• _Texto fornecido_
É que dizer em público que “nenhum primeiro-ministro foi tão bom como ele”, mesmo que apenas visasse a questão do défice, ou é problema “de garganta”, ou, o que seria bem pior, de cabeça. Não vou contrariar os factos: Sócrates estancou e, até, baixou consideravelmente o défice.
Mas vamos lá ver como é que ele o conseguiu fazer!
Pôs o país a produzir mais riqueza? Todos sabemos que não.
Reformou positivamente a Justiça, a saúde e a educação?
Todos reconhecem que não, tendo a educação sido alvo não de uma reforma, mas de uma verdadeira “contra-reforma”, sem sentido e sem nexo nenhum.
Então que “raio” de “milagre económico” fez este primeiro-ministro (com-letra-minúscula)?
Pura prestidigitação política. Só isso.

• _Instruções a seguir_
Reescreva o trecho do texto sobre Sócrates e o défice desde "Reformou positivamente a" até "política. Só isso.", inclusive, trocando "prestidigitação" por "manipulação". A listagem não tem qualquer relação com o texto.

(Entradas do conjunto de dados)
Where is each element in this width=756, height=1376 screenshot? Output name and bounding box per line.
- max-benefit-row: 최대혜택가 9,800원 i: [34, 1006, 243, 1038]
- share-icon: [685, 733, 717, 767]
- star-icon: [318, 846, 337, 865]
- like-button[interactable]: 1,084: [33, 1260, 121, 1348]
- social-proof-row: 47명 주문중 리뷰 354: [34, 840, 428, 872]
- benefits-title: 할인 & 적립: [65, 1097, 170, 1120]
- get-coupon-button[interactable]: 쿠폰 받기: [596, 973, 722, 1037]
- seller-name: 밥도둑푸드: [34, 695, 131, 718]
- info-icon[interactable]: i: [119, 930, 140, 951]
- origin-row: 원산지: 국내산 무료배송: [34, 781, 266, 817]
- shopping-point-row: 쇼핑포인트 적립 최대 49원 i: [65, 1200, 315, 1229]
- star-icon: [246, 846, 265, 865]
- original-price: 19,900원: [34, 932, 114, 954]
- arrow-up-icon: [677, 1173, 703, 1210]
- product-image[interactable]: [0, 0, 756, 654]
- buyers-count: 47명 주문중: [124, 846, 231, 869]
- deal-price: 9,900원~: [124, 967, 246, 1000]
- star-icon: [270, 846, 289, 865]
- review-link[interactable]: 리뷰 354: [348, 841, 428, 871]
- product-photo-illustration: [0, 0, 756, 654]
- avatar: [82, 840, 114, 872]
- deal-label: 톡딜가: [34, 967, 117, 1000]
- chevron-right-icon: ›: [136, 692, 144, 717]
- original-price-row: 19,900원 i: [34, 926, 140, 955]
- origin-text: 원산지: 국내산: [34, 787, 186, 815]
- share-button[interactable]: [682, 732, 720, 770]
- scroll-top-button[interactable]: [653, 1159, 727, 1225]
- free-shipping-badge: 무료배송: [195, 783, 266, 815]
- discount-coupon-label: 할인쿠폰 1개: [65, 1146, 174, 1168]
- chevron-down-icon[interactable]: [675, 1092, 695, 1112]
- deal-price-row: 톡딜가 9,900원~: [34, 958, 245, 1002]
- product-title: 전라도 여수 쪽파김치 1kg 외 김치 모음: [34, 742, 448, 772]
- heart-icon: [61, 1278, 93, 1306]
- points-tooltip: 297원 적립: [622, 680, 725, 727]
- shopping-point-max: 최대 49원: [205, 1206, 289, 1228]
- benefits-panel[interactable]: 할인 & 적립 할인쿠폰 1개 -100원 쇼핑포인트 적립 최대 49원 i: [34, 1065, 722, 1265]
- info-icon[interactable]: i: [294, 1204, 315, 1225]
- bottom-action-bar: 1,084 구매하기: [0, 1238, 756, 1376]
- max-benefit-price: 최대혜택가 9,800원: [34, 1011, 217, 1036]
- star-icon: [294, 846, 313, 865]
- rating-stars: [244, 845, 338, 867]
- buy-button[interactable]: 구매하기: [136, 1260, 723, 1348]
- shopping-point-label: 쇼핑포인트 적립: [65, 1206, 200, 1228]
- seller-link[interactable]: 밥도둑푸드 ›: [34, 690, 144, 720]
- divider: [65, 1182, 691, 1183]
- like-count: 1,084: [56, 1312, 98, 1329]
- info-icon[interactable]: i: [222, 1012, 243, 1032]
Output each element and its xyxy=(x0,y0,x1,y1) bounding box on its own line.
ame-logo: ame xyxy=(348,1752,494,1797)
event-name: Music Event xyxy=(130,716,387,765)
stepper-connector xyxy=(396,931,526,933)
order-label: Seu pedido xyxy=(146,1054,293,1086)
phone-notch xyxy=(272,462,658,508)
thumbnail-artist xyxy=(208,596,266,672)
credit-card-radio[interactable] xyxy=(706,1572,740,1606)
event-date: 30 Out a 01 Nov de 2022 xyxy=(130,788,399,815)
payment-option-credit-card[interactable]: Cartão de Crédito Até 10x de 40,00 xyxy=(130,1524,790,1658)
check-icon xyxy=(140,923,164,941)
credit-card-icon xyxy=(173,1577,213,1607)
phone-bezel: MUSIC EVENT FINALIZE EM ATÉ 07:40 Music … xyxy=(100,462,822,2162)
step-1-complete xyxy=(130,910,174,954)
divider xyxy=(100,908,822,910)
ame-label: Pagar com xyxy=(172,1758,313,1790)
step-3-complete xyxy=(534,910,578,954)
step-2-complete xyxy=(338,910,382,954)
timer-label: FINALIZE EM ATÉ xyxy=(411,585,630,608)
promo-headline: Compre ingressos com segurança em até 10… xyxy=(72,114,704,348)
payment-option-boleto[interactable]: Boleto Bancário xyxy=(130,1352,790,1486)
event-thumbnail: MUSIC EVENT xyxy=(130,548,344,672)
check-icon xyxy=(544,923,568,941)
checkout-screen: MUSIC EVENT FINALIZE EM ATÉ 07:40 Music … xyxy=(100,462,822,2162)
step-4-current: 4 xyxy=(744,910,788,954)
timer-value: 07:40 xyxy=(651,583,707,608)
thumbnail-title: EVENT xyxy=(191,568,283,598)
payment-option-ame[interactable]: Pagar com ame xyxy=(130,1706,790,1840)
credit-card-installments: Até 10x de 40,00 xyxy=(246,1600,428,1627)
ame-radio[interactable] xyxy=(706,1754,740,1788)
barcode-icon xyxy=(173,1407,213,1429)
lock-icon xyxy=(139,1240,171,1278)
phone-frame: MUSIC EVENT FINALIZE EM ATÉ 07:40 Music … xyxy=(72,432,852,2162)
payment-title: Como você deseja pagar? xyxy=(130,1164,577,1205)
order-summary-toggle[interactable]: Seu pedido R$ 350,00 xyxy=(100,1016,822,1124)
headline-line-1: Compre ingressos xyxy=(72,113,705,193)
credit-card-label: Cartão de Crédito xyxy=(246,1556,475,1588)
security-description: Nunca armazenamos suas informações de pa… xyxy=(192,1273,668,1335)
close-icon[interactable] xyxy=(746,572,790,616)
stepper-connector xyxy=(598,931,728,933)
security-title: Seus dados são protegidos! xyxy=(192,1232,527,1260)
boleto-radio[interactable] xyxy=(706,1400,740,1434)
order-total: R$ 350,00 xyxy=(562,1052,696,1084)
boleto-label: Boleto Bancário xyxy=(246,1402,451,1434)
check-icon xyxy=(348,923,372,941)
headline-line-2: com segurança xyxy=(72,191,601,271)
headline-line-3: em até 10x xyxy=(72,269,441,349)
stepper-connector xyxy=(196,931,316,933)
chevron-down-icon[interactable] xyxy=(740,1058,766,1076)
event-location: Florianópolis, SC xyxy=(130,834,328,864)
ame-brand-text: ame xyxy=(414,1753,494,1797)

• _Resultado da tarefa_
Reformou positivamente a Justiça, a saúde e a educação?
Todos reconhecem que não, tendo a educação sido alvo não de uma reforma, mas de uma verdadeira “contra-reforma”, sem sentido e sem nexo nenhum.
Então que “raio” de “milagre económico” fez este primeiro-ministro (com-letra-minúscula)?
Pura manipulação política. Só isso.